⟨
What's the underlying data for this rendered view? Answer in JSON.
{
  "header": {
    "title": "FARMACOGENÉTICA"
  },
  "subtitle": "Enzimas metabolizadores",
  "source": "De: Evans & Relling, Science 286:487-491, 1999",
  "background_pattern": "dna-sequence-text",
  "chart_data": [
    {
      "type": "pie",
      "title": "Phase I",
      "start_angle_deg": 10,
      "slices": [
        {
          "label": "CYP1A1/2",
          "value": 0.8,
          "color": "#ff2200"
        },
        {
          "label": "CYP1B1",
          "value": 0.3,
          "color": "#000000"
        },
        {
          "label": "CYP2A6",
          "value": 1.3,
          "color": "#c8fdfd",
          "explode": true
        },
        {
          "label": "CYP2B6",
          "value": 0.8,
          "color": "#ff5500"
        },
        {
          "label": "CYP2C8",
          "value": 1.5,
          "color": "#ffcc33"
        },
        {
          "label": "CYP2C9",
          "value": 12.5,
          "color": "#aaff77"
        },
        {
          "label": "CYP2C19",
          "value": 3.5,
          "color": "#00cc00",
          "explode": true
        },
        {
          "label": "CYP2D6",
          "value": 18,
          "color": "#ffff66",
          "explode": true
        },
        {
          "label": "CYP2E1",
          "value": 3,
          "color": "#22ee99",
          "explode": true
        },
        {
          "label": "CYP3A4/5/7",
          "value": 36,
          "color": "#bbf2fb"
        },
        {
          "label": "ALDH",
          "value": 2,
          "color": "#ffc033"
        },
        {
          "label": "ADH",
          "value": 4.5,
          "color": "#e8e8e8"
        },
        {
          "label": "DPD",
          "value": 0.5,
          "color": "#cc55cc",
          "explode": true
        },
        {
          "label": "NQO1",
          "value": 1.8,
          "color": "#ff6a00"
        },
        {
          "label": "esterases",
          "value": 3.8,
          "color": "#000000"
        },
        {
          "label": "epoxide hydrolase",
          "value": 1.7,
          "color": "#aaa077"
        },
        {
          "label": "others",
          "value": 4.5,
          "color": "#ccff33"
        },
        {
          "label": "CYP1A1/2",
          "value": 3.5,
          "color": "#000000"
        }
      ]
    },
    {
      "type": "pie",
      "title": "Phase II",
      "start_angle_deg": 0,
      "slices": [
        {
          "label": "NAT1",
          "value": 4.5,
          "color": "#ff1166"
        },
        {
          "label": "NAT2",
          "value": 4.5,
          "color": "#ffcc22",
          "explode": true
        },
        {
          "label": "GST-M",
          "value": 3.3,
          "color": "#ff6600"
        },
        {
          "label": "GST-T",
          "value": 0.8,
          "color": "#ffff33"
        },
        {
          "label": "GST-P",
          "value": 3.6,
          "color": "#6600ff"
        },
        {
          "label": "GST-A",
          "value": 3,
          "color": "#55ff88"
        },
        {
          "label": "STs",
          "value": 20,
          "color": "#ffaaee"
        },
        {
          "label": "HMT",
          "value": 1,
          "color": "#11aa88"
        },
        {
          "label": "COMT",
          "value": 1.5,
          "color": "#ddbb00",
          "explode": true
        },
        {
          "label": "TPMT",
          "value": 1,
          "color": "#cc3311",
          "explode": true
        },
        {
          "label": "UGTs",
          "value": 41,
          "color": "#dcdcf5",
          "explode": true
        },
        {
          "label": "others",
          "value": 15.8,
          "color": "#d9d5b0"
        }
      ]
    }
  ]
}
⟩
Requirements> Your task is to output the full set of records exactly as presented.

Solution for this problem>
What's the underlying data for this rendered view? Answer in JSON.
{
  "header": {
    "title": "FARMACOGENÉTICA"
  },
  "subtitle": "Enzimas metabolizadores",
  "source": "De: Evans & Relling, Science 286:487-491, 1999",
  "background_pattern": "dna-sequence-text",
  "chart_data": [
    {
      "type": "pie",
      "title": "Phase I",
      "start_angle_deg": 10,
      "slices": [
        {
          "label": "CYP1A1/2",
          "value": 0.8,
          "color": "#ff2200"
        },
        {
          "label": "CYP1B1",
          "value": 0.3,
          "color": "#000000"
        },
        {
          "label": "CYP2A6",
          "value": 1.3,
          "color": "#c8fdfd",
          "explode": true
        },
        {
          "label": "CYP2B6",
          "value": 0.8,
          "color": "#ff5500"
        },
        {
          "label": "CYP2C8",
          "value": 1.5,
          "color": "#ffcc33"
        },
        {
          "label": "CYP2C9",
          "value": 12.5,
          "color": "#aaff77"
        },
        {
          "label": "CYP2C19",
          "value": 3.5,
          "color": "#00cc00",
          "explode": true
        },
        {
          "label": "CYP2D6",
          "value": 18,
          "color": "#ffff66",
          "explode": true
        },
        {
          "label": "CYP2E1",
          "value": 3,
          "color": "#22ee99",
          "explode": true
        },
        {
          "label": "CYP3A4/5/7",
          "value": 36,
          "color": "#bbf2fb"
        },
        {
          "label": "ALDH",
          "value": 2,
          "color": "#ffc033"
        },
        {
          "label": "ADH",
          "value": 4.5,
          "color": "#e8e8e8"
        },
        {
          "label": "DPD",
          "value": 0.5,
          "color": "#cc55cc",
          "explode": true
        },
        {
          "label": "NQO1",
          "value": 1.8,
          "color": "#ff6a00"
        },
        {
          "label": "esterases",
          "value": 3.8,
          "color": "#000000"
        },
        {
          "label": "epoxide hydrolase",
          "value": 1.7,
          "color": "#aaa077"
        },
        {
          "label": "others",
          "value": 4.5,
          "color": "#ccff33"
        },
        {
          "label": "CYP1A1/2",
          "value": 3.5,
          "color": "#000000"
        }
      ]
    },
    {
      "type": "pie",
      "title": "Phase II",
      "start_angle_deg": 0,
      "slices": [
        {
          "label": "NAT1",
          "value": 4.5,
          "color": "#ff1166"
        },
        {
          "label": "NAT2",
          "value": 4.5,
          "color": "#ffcc22",
          "explode": true
        },
        {
          "label": "GST-M",
          "value": 3.3,
          "color": "#ff6600"
        },
        {
          "label": "GST-T",
          "value": 0.8,
          "color": "#ffff33"
        },
        {
          "label": "GST-P",
          "value": 3.6,
          "color": "#6600ff"
        },
        {
          "label": "GST-A",
          "value": 3,
          "color": "#55ff88"
        },
        {
          "label": "STs",
          "value": 20,
          "color": "#ffaaee"
        },
        {
          "label": "HMT",
          "value": 1,
          "color": "#11aa88"
        },
        {
          "label": "COMT",
          "value": 1.5,
          "color": "#ddbb00",
          "explode": true
        },
        {
          "label": "TPMT",
          "value": 1,
          "color": "#cc3311",
          "explode": true
        },
        {
          "label": "UGTs",
          "value": 41,
          "color": "#dcdcf5",
          "explode": true
        },
        {
          "label": "others",
          "value": 15.8,
          "color": "#d9d5b0"
        }
      ]
    }
  ]
}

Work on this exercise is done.